__Supplied records__:
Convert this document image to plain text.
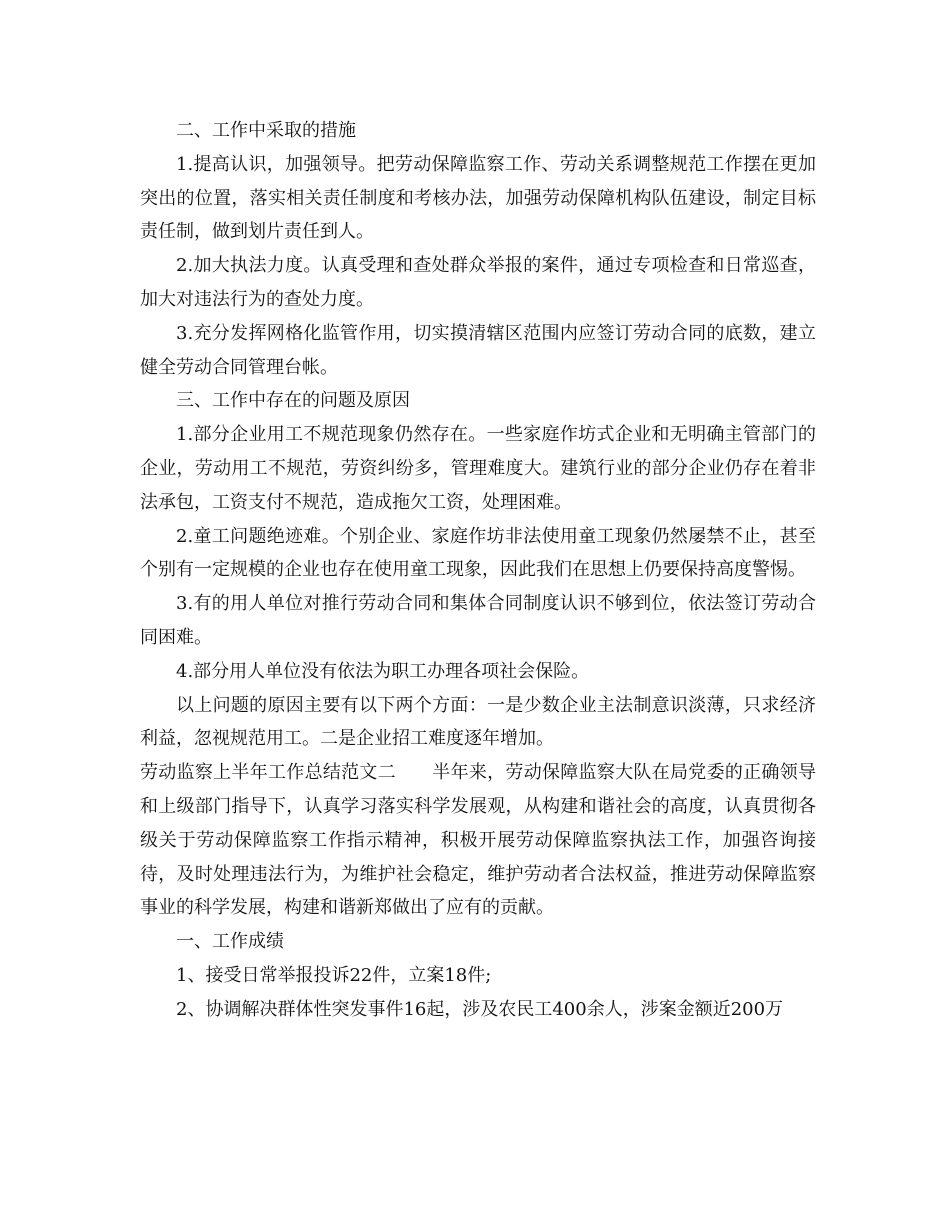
二、工作中采取的措施

1.提高认识，加强领导。把劳动保障监察工作、劳动关系调整规范工作摆在更加突出的位置，落实相关责任制度和考核办法，加强劳动保障机构队伍建设，制定目标责任制，做到划片责任到人。

2.加大执法力度。认真受理和查处群众举报的案件，通过专项检查和日常巡查，加大对违法行为的查处力度。

3.充分发挥网格化监管作用，切实摸清辖区范围内应签订劳动合同的底数，建立健全劳动合同管理台帐。

三、工作中存在的问题及原因

1.部分企业用工不规范现象仍然存在。一些家庭作坊式企业和无明确主管部门的企业，劳动用工不规范，劳资纠纷多，管理难度大。建筑行业的部分企业仍存在着非法承包，工资支付不规范，造成拖欠工资，处理困难。

2.童工问题绝迹难。个别企业、家庭作坊非法使用童工现象仍然屡禁不止，甚至个别有一定规模的企业也存在使用童工现象，因此我们在思想上仍要保持高度警惕。

3.有的用人单位对推行劳动合同和集体合同制度认识不够到位，依法签订劳动合同困难。

4.部分用人单位没有依法为职工办理各项社会保险。

以上问题的原因主要有以下两个方面：一是少数企业主法制意识淡薄，只求经济利益，忽视规范用工。二是企业招工难度逐年增加。

劳动监察上半年工作总结范文二 半年来，劳动保障监察大队在局党委的正确领导和上级部门指导下，认真学习落实科学发展观，从构建和谐社会的高度，认真贯彻各级关于劳动保障监察工作指示精神，积极开展劳动保障监察执法工作，加强咨询接待，及时处理违法行为，为维护社会稳定，维护劳动者合法权益，推进劳动保障监察事业的科学发展，构建和谐新郑做出了应有的贡献。

一、工作成绩

1、接受日常举报投诉22件，立案18件;

2、协调解决群体性突发事件16起，涉及农民工400余人，涉案金额近200万
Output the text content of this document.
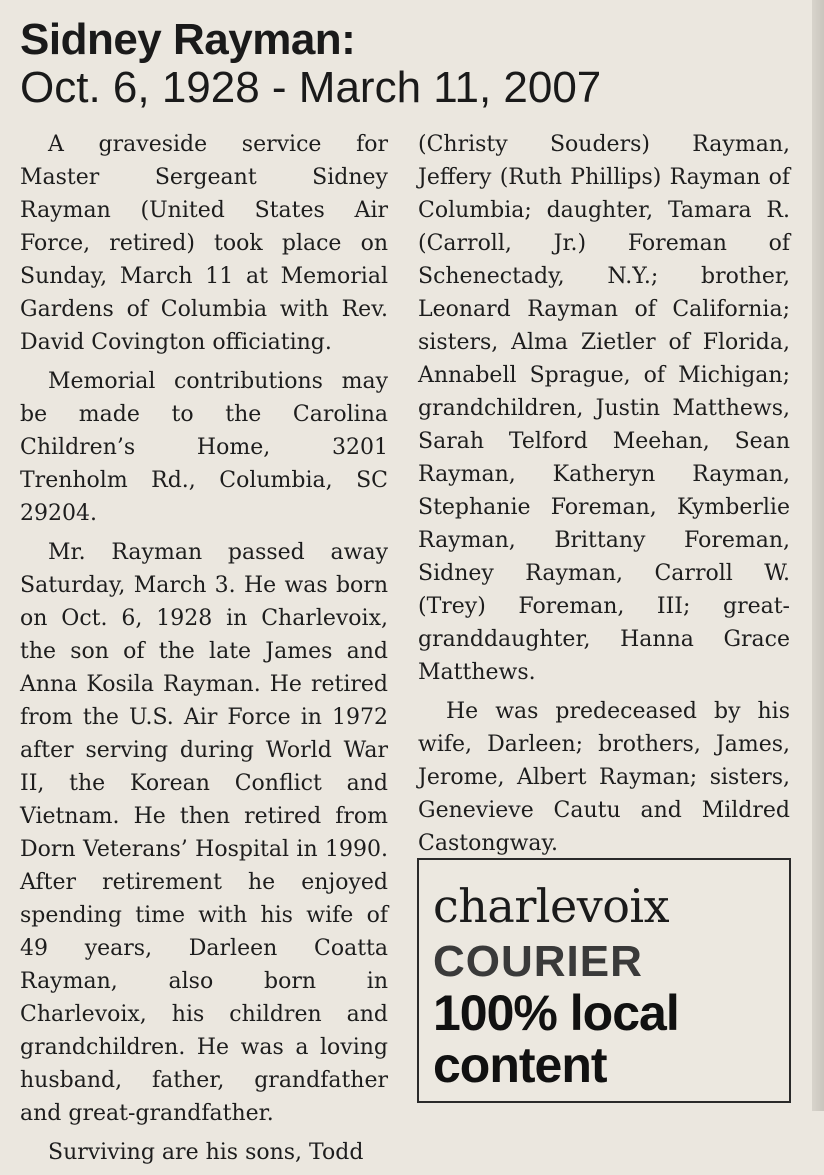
Sidney Rayman:
Oct. 6, 1928 - March 11, 2007

A graveside service for Master Sergeant Sidney Rayman (United States Air Force, retired) took place on Sunday, March 11 at Memorial Gardens of Columbia with Rev. David Covington officiating.

Memorial contributions may be made to the Carolina Children’s Home, 3201 Trenholm Rd., Columbia, SC 29204.

Mr. Rayman passed away Saturday, March 3. He was born on Oct. 6, 1928 in Charlevoix, the son of the late James and Anna Kosila Rayman. He retired from the U.S. Air Force in 1972 after serving during World War II, the Korean Conflict and Vietnam. He then retired from Dorn Veterans’ Hospital in 1990. After retirement he enjoyed spending time with his wife of 49 years, Darleen Coatta Rayman, also born in Charlevoix, his children and grandchildren. He was a loving husband, father, grandfather and great-grandfather.

Surviving are his sons, Todd

(Christy Souders) Rayman, Jeffery (Ruth Phillips) Rayman of Columbia; daughter, Tamara R. (Carroll, Jr.) Foreman of Schenectady, N.Y.; brother, Leonard Rayman of California; sisters, Alma Zietler of Florida, Annabell Sprague, of Michigan; grandchildren, Justin Matthews, Sarah Telford Meehan, Sean Rayman, Katheryn Rayman, Stephanie Foreman, Kymberlie Rayman, Brittany Foreman, Sidney Rayman, Carroll W. (Trey) Foreman, III; great-granddaughter, Hanna Grace Matthews.

He was predeceased by his wife, Darleen; brothers, James, Jerome, Albert Rayman; sisters, Genevieve Cautu and Mildred Castongway.

charlevoix
COURIER
100% local
content
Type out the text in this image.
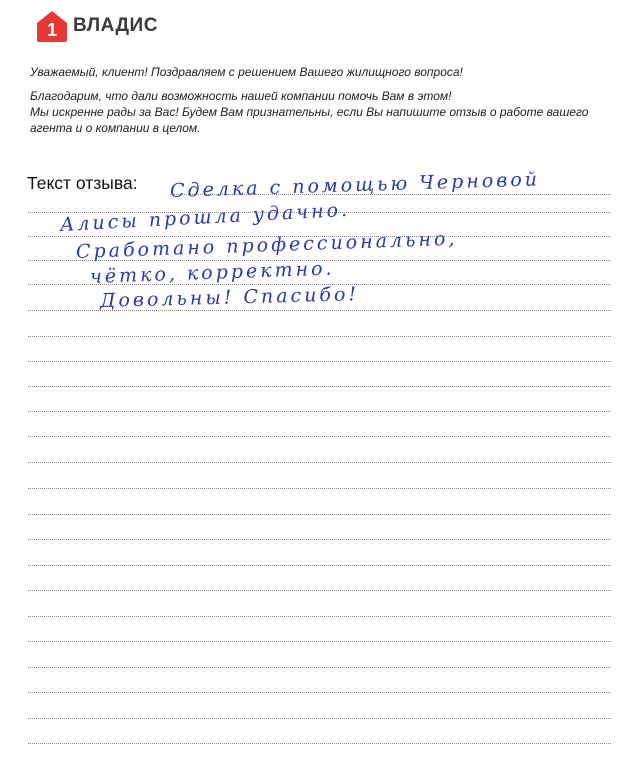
1 ВЛАДИС

Уважаемый, клиент! Поздравляем с решением Вашего жилищного вопроса!

Благодарим, что дали возможность нашей компании помочь Вам в этом!
Мы искренне рады за Вас! Будем Вам признательны, если Вы напишите отзыв о работе вашего агента и о компании в целом.

Текст отзыва: Сделка с помощью Черновой
Алисы прошла удачно.
Сработано профессионально,
чётко, корректно.
Довольны! Спасибо!
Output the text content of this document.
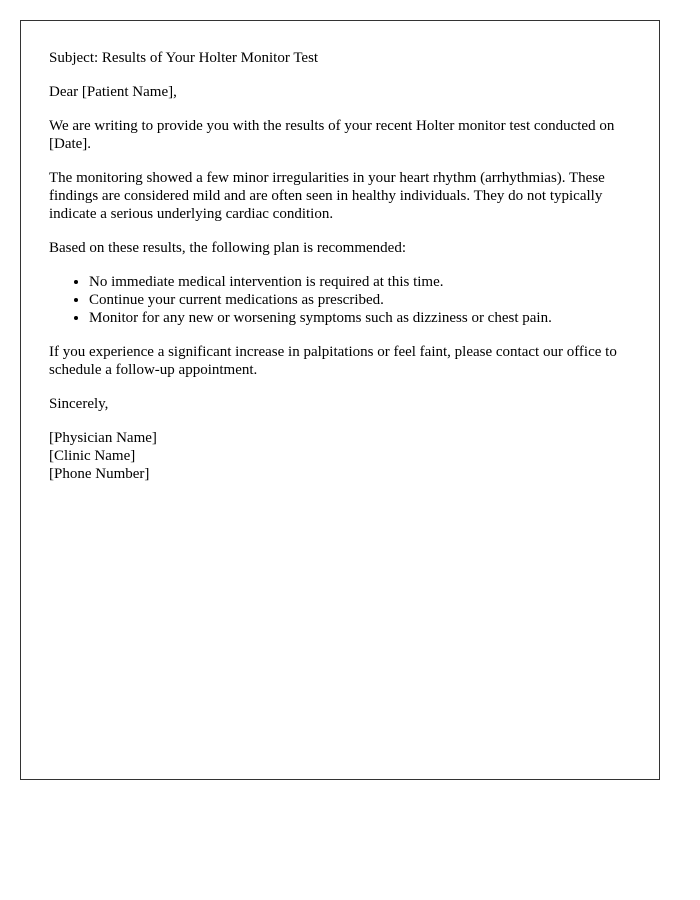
Subject: Results of Your Holter Monitor Test

Dear [Patient Name],

We are writing to provide you with the results of your recent Holter monitor test conducted on [Date].

The monitoring showed a few minor irregularities in your heart rhythm (arrhythmias). These findings are considered mild and are often seen in healthy individuals. They do not typically indicate a serious underlying cardiac condition.

Based on these results, the following plan is recommended:

• No immediate medical intervention is required at this time.
• Continue your current medications as prescribed.
• Monitor for any new or worsening symptoms such as dizziness or chest pain.

If you experience a significant increase in palpitations or feel faint, please contact our office to schedule a follow-up appointment.

Sincerely,

[Physician Name]
[Clinic Name]
[Phone Number]
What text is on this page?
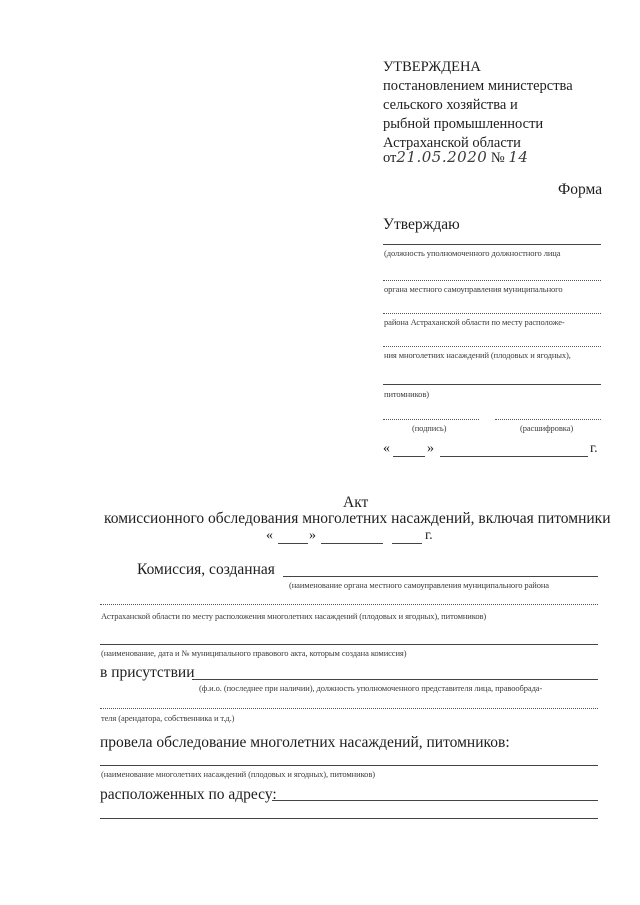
УТВЕРЖДЕНА
постановлением министерства
сельского хозяйства и
рыбной промышленности
Астраханской области
от21.05.2020 № 14
Форма
Утверждаю
(должность уполномоченного должностного лица
органа местного самоуправления муниципального
района Астраханской области по месту расположе-
ния многолетних насаждений (плодовых и ягодных),
питомников)
(подпись)	(расшифровка)
«	»	г.
Акт
комиссионного обследования многолетних насаждений, включая питомники
«	»	г.
Комиссия, созданная
(наименование органа местного самоуправления муниципального района
Астраханской области по месту расположения многолетних насаждений (плодовых и ягодных), питомников)
(наименование, дата и № муниципального правового акта, которым создана комиссия)
в присутствии
(ф.и.о. (последнее при наличии), должность уполномоченного представителя лица, правообрада-
теля (арендатора, собственника и т.д.)
провела обследование многолетних насаждений, питомников:
(наименование многолетних насаждений (плодовых и ягодных), питомников)
расположенных по адресу:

__Exercise objective__:
Print the records above exactly as they stand, but leave out the pictures.

__Final answer__:
Convert this document image to plain text.
二、工作中采取的措施

1.提高认识，加强领导。把劳动保障监察工作、劳动关系调整规范工作摆在更加突出的位置，落实相关责任制度和考核办法，加强劳动保障机构队伍建设，制定目标责任制，做到划片责任到人。

2.加大执法力度。认真受理和查处群众举报的案件，通过专项检查和日常巡查，加大对违法行为的查处力度。

3.充分发挥网格化监管作用，切实摸清辖区范围内应签订劳动合同的底数，建立健全劳动合同管理台帐。

三、工作中存在的问题及原因

1.部分企业用工不规范现象仍然存在。一些家庭作坊式企业和无明确主管部门的企业，劳动用工不规范，劳资纠纷多，管理难度大。建筑行业的部分企业仍存在着非法承包，工资支付不规范，造成拖欠工资，处理困难。

2.童工问题绝迹难。个别企业、家庭作坊非法使用童工现象仍然屡禁不止，甚至个别有一定规模的企业也存在使用童工现象，因此我们在思想上仍要保持高度警惕。

3.有的用人单位对推行劳动合同和集体合同制度认识不够到位，依法签订劳动合同困难。

4.部分用人单位没有依法为职工办理各项社会保险。

以上问题的原因主要有以下两个方面：一是少数企业主法制意识淡薄，只求经济利益，忽视规范用工。二是企业招工难度逐年增加。

劳动监察上半年工作总结范文二 半年来，劳动保障监察大队在局党委的正确领导和上级部门指导下，认真学习落实科学发展观，从构建和谐社会的高度，认真贯彻各级关于劳动保障监察工作指示精神，积极开展劳动保障监察执法工作，加强咨询接待，及时处理违法行为，为维护社会稳定，维护劳动者合法权益，推进劳动保障监察事业的科学发展，构建和谐新郑做出了应有的贡献。

一、工作成绩

1、接受日常举报投诉22件，立案18件;

2、协调解决群体性突发事件16起，涉及农民工400余人，涉案金额近200万
Output the text content of this document.
Sidney Rayman:
Oct. 6, 1928 - March 11, 2007

A graveside service for Master Sergeant Sidney Rayman (United States Air Force, retired) took place on Sunday, March 11 at Memorial Gardens of Columbia with Rev. David Covington officiating.

Memorial contributions may be made to the Carolina Children’s Home, 3201 Trenholm Rd., Columbia, SC 29204.

Mr. Rayman passed away Saturday, March 3. He was born on Oct. 6, 1928 in Charlevoix, the son of the late James and Anna Kosila Rayman. He retired from the U.S. Air Force in 1972 after serving during World War II, the Korean Conflict and Vietnam. He then retired from Dorn Veterans’ Hospital in 1990. After retirement he enjoyed spending time with his wife of 49 years, Darleen Coatta Rayman, also born in Charlevoix, his children and grandchildren. He was a loving husband, father, grandfather and great-grandfather.

Surviving are his sons, Todd

(Christy Souders) Rayman, Jeffery (Ruth Phillips) Rayman of Columbia; daughter, Tamara R. (Carroll, Jr.) Foreman of Schenectady, N.Y.; brother, Leonard Rayman of California; sisters, Alma Zietler of Florida, Annabell Sprague, of Michigan; grandchildren, Justin Matthews, Sarah Telford Meehan, Sean Rayman, Katheryn Rayman, Stephanie Foreman, Kymberlie Rayman, Brittany Foreman, Sidney Rayman, Carroll W. (Trey) Foreman, III; great-granddaughter, Hanna Grace Matthews.

He was predeceased by his wife, Darleen; brothers, James, Jerome, Albert Rayman; sisters, Genevieve Cautu and Mildred Castongway.

charlevoix
COURIER
100% local
content
Type out the text in this image.
1 ВЛАДИС

Уважаемый, клиент! Поздравляем с решением Вашего жилищного вопроса!

Благодарим, что дали возможность нашей компании помочь Вам в этом!
Мы искренне рады за Вас! Будем Вам признательны, если Вы напишите отзыв о работе вашего агента и о компании в целом.

Текст отзыва: Сделка с помощью Черновой
Алисы прошла удачно.
Сработано профессионально,
чётко, корректно.
Довольны! Спасибо!
Output the text content of this document.
Subject: Results of Your Holter Monitor Test

Dear [Patient Name],

We are writing to provide you with the results of your recent Holter monitor test conducted on [Date].

The monitoring showed a few minor irregularities in your heart rhythm (arrhythmias). These findings are considered mild and are often seen in healthy individuals. They do not typically indicate a serious underlying cardiac condition.

Based on these results, the following plan is recommended:

• No immediate medical intervention is required at this time.
• Continue your current medications as prescribed.
• Monitor for any new or worsening symptoms such as dizziness or chest pain.

If you experience a significant increase in palpitations or feel faint, please contact our office to schedule a follow-up appointment.

Sincerely,

[Physician Name]
[Clinic Name]
[Phone Number]
What text is on this page?
УТВЕРЖДЕНА
постановлением министерства
сельского хозяйства и
рыбной промышленности
Астраханской области
от21.05.2020 № 14
Форма
Утверждаю
(должность уполномоченного должностного лица
органа местного самоуправления муниципального
района Астраханской области по месту расположе-
ния многолетних насаждений (плодовых и ягодных),
питомников)
(подпись)	(расшифровка)
«	»	г.
Акт
комиссионного обследования многолетних насаждений, включая питомники
«	»	г.
Комиссия, созданная
(наименование органа местного самоуправления муниципального района
Астраханской области по месту расположения многолетних насаждений (плодовых и ягодных), питомников)
(наименование, дата и № муниципального правового акта, которым создана комиссия)
в присутствии
(ф.и.о. (последнее при наличии), должность уполномоченного представителя лица, правообрада-
теля (арендатора, собственника и т.д.)
провела обследование многолетних насаждений, питомников:
(наименование многолетних насаждений (плодовых и ягодных), питомников)
расположенных по адресу:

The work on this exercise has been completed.